* Record excerpts:
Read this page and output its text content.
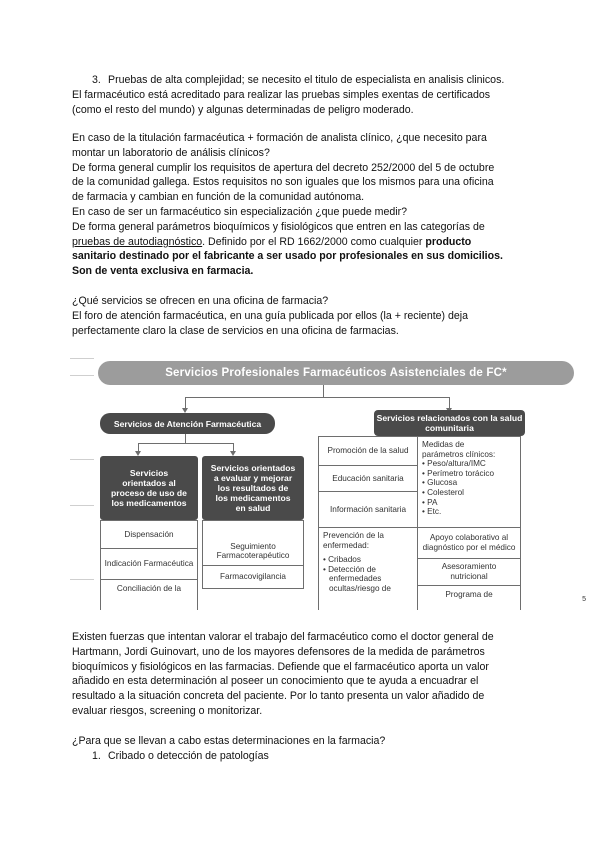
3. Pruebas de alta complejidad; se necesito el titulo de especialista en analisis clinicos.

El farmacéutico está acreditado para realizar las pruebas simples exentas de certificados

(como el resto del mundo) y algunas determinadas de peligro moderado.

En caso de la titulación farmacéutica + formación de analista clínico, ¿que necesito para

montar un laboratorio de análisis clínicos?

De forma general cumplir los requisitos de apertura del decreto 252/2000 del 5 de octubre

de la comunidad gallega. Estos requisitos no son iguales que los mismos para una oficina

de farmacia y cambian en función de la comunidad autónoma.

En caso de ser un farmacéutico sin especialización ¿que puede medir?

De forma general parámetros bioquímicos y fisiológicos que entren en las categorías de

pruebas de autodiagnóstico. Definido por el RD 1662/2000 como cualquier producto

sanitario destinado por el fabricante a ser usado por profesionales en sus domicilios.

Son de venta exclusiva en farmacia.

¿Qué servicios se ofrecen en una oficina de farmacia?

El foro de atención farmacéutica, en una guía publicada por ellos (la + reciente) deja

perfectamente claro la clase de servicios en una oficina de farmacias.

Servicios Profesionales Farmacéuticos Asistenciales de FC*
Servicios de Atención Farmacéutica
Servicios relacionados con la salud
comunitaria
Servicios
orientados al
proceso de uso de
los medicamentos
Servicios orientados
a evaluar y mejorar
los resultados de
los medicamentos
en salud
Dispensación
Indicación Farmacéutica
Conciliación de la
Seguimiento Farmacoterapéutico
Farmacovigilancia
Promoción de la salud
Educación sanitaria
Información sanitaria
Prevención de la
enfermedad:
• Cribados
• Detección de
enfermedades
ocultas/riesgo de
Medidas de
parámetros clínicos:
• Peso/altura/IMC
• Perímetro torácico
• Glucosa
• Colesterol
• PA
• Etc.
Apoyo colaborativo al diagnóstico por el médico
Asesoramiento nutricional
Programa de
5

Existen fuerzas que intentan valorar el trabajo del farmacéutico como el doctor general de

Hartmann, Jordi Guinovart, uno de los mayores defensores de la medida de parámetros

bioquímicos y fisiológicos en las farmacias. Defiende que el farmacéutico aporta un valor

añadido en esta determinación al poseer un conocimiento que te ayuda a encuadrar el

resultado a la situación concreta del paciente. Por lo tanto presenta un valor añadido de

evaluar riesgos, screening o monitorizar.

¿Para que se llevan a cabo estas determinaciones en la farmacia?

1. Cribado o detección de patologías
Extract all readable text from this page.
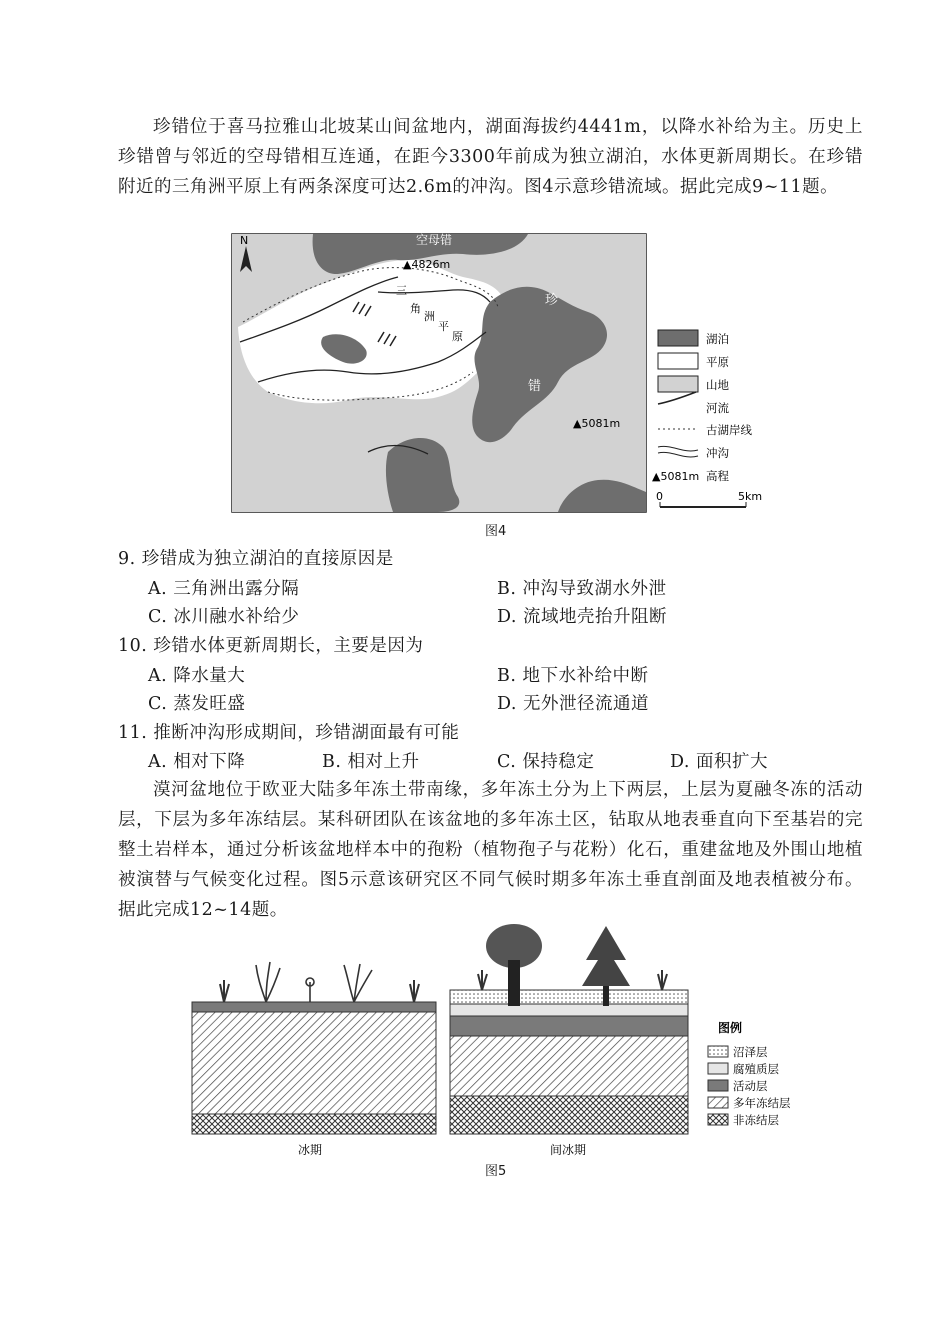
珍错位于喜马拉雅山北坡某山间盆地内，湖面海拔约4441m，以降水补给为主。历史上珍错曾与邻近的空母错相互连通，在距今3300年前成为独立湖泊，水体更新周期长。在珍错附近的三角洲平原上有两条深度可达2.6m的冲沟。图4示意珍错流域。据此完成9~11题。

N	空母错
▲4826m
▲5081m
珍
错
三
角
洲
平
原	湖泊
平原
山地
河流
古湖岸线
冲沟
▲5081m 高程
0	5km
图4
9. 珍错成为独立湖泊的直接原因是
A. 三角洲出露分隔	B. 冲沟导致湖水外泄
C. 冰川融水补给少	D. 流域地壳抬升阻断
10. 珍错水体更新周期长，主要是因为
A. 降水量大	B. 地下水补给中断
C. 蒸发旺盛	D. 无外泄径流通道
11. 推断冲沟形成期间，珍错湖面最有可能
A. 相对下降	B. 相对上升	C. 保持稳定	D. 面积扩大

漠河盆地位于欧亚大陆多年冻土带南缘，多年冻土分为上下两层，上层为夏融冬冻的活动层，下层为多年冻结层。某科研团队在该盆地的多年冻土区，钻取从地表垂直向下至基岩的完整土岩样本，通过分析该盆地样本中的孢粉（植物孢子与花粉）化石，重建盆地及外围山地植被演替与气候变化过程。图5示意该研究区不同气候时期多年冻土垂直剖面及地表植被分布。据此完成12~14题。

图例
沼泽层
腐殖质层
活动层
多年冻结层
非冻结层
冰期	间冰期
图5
* * *
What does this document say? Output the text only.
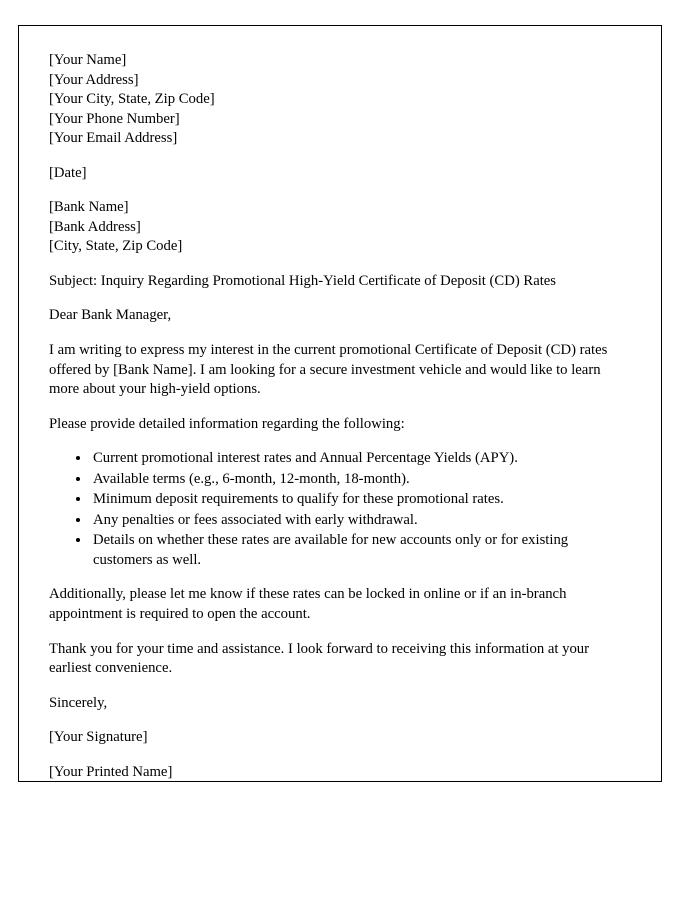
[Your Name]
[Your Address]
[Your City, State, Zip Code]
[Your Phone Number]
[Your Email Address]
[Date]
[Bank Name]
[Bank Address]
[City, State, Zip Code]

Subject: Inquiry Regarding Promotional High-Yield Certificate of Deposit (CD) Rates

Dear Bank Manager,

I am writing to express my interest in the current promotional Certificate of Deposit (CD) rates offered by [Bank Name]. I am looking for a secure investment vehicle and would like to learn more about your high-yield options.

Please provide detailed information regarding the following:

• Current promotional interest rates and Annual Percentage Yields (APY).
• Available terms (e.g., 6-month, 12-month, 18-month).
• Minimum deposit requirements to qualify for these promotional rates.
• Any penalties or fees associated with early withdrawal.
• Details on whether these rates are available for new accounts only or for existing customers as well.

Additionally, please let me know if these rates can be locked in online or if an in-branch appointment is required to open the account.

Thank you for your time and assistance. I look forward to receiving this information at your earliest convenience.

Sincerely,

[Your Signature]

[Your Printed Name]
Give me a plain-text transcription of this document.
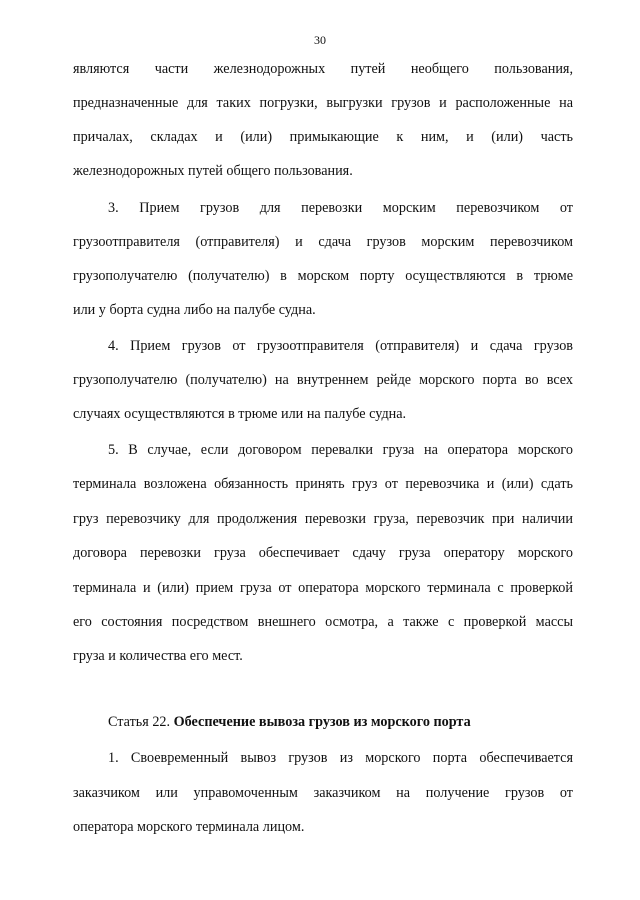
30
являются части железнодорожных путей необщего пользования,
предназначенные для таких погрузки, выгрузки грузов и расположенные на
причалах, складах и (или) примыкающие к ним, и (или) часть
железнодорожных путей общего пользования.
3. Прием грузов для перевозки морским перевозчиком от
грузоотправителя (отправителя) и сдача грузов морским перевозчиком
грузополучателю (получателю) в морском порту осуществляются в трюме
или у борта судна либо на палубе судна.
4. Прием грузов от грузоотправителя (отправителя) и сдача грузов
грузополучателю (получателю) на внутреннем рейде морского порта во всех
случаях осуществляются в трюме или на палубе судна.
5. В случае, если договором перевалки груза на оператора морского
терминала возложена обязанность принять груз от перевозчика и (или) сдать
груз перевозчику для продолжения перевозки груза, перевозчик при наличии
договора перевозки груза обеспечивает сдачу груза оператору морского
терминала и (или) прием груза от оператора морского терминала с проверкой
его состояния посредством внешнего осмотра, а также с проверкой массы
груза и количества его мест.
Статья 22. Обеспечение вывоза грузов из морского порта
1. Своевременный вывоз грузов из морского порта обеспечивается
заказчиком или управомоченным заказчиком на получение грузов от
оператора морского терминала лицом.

* Task description:
Which lines include "necesito"? Copy each of them out.

* The response:
3. Pruebas de alta complejidad; se necesito el titulo de especialista en analisis clinicos.
En caso de la titulación farmacéutica + formación de analista clínico, ¿que necesito para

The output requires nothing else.